== What is being asked ==
Nothing in the records may be left out or altered; reproduce them all exactly.

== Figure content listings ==

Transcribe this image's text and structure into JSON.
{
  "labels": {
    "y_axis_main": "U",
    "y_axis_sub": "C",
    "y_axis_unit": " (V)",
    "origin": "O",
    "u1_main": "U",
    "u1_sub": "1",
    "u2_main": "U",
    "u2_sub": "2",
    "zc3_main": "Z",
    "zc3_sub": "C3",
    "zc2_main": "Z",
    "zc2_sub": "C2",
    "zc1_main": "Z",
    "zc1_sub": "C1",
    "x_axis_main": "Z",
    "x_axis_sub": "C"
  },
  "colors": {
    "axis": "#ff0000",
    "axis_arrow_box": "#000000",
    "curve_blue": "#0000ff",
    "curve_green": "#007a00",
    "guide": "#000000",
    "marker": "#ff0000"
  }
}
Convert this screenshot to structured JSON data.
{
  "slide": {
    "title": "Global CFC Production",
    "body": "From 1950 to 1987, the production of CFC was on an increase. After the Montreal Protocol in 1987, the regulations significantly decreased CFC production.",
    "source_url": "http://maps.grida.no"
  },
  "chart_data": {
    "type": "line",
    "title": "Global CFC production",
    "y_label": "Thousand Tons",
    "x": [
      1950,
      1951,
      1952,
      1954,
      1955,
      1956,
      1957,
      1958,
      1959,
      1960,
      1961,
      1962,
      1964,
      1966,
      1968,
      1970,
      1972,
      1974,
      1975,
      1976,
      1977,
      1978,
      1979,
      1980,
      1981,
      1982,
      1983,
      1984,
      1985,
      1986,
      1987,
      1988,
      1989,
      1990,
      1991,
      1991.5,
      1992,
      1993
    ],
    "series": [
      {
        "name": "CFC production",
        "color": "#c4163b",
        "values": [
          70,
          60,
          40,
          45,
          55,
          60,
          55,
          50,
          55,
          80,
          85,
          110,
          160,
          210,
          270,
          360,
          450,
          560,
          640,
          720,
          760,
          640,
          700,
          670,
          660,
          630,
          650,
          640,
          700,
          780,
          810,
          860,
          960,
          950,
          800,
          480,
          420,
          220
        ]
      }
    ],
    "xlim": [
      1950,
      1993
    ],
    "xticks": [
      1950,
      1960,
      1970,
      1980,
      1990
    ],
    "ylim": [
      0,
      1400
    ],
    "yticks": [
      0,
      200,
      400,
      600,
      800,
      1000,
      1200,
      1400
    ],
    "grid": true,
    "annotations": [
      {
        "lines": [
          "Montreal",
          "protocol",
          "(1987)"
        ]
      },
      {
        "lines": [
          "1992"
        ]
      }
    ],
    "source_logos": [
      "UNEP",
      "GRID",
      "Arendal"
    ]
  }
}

== The solution ==
Transcribe this image's text and structure into JSON.
{
  "labels": {
    "y_axis_main": "U",
    "y_axis_sub": "C",
    "y_axis_unit": " (V)",
    "origin": "O",
    "u1_main": "U",
    "u1_sub": "1",
    "u2_main": "U",
    "u2_sub": "2",
    "zc3_main": "Z",
    "zc3_sub": "C3",
    "zc2_main": "Z",
    "zc2_sub": "C2",
    "zc1_main": "Z",
    "zc1_sub": "C1",
    "x_axis_main": "Z",
    "x_axis_sub": "C"
  },
  "colors": {
    "axis": "#ff0000",
    "axis_arrow_box": "#000000",
    "curve_blue": "#0000ff",
    "curve_green": "#007a00",
    "guide": "#000000",
    "marker": "#ff0000"
  }
}
Convert this screenshot to structured JSON data.
{
  "slide": {
    "title": "Global CFC Production",
    "body": "From 1950 to 1987, the production of CFC was on an increase. After the Montreal Protocol in 1987, the regulations significantly decreased CFC production.",
    "source_url": "http://maps.grida.no"
  },
  "chart_data": {
    "type": "line",
    "title": "Global CFC production",
    "y_label": "Thousand Tons",
    "x": [
      1950,
      1951,
      1952,
      1954,
      1955,
      1956,
      1957,
      1958,
      1959,
      1960,
      1961,
      1962,
      1964,
      1966,
      1968,
      1970,
      1972,
      1974,
      1975,
      1976,
      1977,
      1978,
      1979,
      1980,
      1981,
      1982,
      1983,
      1984,
      1985,
      1986,
      1987,
      1988,
      1989,
      1990,
      1991,
      1991.5,
      1992,
      1993
    ],
    "series": [
      {
        "name": "CFC production",
        "color": "#c4163b",
        "values": [
          70,
          60,
          40,
          45,
          55,
          60,
          55,
          50,
          55,
          80,
          85,
          110,
          160,
          210,
          270,
          360,
          450,
          560,
          640,
          720,
          760,
          640,
          700,
          670,
          660,
          630,
          650,
          640,
          700,
          780,
          810,
          860,
          960,
          950,
          800,
          480,
          420,
          220
        ]
      }
    ],
    "xlim": [
      1950,
      1993
    ],
    "xticks": [
      1950,
      1960,
      1970,
      1980,
      1990
    ],
    "ylim": [
      0,
      1400
    ],
    "yticks": [
      0,
      200,
      400,
      600,
      800,
      1000,
      1200,
      1400
    ],
    "grid": true,
    "annotations": [
      {
        "lines": [
          "Montreal",
          "protocol",
          "(1987)"
        ]
      },
      {
        "lines": [
          "1992"
        ]
      }
    ],
    "source_logos": [
      "UNEP",
      "GRID",
      "Arendal"
    ]
  }
}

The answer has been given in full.